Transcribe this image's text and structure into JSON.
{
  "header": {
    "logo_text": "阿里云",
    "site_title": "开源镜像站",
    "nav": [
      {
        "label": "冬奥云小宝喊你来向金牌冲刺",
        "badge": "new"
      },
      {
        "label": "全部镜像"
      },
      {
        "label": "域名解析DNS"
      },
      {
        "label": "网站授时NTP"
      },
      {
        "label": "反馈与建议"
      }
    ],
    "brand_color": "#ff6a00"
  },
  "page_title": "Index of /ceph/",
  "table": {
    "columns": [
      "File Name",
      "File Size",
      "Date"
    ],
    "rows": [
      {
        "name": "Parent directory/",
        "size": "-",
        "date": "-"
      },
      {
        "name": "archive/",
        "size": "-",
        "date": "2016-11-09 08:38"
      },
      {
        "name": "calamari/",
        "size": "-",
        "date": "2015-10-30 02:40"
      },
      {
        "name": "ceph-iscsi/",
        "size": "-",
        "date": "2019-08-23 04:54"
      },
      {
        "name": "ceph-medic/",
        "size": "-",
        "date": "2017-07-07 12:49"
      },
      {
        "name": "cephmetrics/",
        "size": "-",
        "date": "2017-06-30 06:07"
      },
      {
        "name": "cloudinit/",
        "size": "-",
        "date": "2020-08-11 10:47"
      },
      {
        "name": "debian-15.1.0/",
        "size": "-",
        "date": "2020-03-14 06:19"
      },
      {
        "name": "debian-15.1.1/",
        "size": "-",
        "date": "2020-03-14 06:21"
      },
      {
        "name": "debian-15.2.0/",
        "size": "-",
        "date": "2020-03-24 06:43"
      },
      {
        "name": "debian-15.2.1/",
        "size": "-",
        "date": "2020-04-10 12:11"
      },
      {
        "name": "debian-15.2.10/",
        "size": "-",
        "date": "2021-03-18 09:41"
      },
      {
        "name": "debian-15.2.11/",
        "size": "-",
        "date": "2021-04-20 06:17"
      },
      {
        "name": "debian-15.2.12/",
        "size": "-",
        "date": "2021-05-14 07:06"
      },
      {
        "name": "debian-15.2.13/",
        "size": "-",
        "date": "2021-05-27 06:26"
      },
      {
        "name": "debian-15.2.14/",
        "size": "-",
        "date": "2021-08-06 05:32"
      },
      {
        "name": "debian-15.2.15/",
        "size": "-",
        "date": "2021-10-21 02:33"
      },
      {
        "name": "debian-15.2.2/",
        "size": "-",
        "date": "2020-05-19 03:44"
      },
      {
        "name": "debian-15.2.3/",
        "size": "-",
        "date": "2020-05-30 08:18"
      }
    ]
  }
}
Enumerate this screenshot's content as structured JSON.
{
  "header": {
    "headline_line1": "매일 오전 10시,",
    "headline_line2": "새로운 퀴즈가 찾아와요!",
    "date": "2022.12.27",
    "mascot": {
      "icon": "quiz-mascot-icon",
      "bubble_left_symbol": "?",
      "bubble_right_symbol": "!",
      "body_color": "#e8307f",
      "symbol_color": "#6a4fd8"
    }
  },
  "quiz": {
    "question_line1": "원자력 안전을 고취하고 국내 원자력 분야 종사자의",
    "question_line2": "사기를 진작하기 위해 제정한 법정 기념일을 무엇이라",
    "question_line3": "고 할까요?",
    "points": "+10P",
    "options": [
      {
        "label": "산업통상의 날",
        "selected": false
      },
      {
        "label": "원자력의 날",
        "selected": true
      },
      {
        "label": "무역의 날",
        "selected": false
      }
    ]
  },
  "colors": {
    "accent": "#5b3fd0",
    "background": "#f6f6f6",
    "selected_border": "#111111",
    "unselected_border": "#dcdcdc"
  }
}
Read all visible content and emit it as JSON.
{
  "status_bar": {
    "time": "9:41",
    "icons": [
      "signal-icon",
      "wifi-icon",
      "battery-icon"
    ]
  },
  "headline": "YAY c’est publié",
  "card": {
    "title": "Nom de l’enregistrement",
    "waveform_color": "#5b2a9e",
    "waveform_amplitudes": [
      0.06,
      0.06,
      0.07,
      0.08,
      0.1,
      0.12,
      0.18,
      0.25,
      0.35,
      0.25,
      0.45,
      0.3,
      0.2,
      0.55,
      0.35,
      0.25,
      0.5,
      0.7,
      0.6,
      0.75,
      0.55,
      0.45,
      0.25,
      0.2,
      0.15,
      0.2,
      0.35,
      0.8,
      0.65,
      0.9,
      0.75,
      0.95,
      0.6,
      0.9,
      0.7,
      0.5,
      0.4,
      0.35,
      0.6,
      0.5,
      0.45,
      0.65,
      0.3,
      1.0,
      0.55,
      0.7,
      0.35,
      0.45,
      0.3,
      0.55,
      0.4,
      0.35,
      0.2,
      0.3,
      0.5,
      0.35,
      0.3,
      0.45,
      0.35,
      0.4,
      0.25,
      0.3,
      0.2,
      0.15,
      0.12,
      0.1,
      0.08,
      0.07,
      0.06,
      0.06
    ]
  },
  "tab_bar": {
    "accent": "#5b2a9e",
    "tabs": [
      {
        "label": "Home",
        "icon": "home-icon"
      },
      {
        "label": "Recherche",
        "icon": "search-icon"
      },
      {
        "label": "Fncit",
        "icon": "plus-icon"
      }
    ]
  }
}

===============

• **WHAT IS REQUIRED**: Read the data above. Pull out each line in which the string "content" appears.

• **OUTPUT FOR THIS TASK**:
Enumerate this screenshot's content as structured JSON.
Read all visible content and emit it as JSON.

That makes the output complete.